[PROBLEM REQUIREMENTS] Each line containing the word "JSON" must be reported.

[DATA SECTION]

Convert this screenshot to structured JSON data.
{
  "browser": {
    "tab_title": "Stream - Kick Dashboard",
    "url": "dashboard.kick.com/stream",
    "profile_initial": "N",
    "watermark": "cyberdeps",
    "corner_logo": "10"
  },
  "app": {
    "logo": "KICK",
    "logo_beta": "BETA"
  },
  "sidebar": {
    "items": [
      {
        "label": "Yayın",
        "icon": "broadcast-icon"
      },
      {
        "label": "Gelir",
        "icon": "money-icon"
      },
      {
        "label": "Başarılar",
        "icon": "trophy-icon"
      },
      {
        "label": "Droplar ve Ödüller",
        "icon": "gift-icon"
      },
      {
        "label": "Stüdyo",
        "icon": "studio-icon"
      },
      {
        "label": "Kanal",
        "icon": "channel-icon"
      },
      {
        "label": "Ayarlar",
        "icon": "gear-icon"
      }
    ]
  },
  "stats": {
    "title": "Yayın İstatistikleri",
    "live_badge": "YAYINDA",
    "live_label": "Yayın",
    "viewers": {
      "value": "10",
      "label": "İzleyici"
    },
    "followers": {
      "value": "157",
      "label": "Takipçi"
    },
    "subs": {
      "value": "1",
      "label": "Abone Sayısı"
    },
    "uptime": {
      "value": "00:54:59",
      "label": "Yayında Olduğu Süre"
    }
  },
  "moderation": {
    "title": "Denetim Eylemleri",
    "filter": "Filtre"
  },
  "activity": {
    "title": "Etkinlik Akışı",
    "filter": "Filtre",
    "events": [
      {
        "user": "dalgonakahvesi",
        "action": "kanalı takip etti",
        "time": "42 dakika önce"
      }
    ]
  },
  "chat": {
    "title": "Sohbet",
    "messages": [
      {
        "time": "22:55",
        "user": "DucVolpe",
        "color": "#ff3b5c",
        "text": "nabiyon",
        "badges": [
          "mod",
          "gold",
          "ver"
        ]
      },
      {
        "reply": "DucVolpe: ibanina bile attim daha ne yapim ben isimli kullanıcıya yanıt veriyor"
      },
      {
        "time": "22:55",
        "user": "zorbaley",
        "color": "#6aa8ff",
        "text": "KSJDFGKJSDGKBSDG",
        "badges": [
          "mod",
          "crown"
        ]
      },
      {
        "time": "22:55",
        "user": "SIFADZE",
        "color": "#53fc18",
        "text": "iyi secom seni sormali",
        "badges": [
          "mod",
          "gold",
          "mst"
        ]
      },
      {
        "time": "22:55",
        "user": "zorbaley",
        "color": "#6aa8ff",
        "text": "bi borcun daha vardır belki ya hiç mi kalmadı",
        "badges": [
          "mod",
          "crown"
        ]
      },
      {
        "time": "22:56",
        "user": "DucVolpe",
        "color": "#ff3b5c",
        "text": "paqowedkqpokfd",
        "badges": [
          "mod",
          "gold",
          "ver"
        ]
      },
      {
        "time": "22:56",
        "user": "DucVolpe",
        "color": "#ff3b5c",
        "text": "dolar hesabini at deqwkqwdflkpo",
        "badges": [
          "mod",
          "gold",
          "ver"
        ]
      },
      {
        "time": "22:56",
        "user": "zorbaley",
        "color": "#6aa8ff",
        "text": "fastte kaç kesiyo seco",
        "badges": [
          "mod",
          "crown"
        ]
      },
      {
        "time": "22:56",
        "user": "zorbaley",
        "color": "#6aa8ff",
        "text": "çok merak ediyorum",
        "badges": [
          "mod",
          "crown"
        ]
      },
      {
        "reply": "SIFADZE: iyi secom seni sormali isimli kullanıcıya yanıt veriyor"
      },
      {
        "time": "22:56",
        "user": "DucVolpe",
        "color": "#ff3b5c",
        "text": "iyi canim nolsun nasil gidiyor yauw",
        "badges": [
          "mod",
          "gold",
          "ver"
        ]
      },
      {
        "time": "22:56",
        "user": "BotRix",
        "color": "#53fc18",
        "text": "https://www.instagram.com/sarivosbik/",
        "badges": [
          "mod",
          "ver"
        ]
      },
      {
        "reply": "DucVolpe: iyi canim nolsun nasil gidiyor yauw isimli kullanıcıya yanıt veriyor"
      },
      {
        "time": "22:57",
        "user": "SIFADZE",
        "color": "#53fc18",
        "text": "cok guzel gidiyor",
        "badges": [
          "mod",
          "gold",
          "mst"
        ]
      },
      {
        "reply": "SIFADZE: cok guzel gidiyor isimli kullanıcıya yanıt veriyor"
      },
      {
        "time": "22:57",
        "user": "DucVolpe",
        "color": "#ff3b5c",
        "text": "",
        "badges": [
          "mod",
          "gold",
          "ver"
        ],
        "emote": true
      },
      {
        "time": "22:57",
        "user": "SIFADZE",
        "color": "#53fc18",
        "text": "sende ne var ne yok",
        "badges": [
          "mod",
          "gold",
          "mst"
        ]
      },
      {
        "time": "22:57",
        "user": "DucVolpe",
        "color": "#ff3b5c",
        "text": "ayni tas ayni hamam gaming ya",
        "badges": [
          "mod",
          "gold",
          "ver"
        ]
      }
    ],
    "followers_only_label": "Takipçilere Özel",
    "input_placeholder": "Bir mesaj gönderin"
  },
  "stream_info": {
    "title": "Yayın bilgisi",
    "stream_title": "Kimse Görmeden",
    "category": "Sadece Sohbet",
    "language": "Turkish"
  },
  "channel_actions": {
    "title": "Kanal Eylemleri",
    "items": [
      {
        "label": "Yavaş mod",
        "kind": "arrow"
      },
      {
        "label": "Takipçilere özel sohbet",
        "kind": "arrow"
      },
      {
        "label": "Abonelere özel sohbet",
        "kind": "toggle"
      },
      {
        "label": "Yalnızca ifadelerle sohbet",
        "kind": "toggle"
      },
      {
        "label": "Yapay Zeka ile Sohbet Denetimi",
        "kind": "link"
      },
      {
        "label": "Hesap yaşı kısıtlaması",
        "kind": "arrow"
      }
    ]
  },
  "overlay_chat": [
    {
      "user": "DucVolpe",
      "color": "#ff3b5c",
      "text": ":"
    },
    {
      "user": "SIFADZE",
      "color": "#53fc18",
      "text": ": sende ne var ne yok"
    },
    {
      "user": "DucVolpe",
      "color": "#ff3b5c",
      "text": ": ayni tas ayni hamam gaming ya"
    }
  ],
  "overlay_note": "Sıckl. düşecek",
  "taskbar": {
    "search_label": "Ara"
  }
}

...

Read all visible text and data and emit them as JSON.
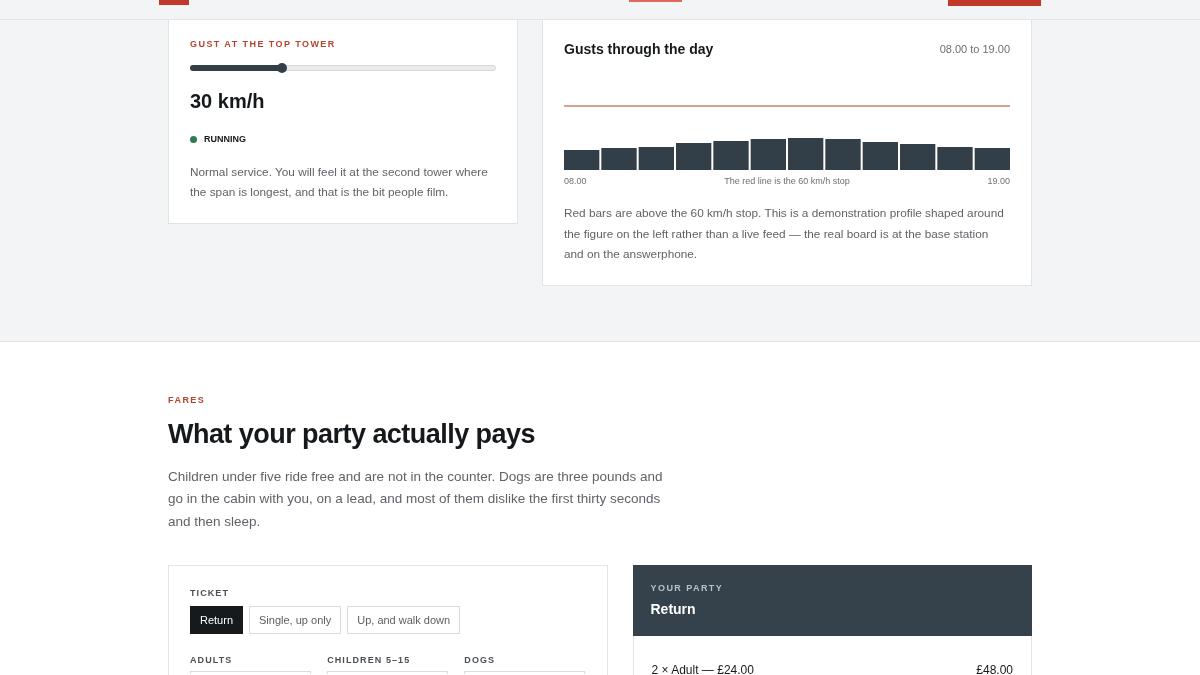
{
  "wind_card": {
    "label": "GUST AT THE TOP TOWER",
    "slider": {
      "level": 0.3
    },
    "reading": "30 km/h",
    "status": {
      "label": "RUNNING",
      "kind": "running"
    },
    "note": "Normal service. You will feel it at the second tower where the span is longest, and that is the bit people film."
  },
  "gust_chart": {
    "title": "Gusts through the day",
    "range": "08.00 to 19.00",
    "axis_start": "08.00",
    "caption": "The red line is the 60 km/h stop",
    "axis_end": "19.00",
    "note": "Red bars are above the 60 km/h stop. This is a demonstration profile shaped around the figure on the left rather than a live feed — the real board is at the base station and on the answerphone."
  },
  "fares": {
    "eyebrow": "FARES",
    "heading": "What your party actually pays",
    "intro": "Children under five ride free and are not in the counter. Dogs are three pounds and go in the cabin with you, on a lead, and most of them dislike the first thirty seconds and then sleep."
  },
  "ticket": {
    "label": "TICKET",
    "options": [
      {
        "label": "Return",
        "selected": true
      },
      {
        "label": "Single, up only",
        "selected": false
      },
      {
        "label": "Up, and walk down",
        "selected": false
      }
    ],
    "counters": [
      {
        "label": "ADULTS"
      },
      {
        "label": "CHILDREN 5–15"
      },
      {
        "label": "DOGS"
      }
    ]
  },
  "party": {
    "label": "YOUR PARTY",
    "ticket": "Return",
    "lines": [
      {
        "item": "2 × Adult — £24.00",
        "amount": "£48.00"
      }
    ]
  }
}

[SOLVED EXERCISE]
Convert this screenshot to structured JSON data.
Read all visible text and data and emit them as JSON.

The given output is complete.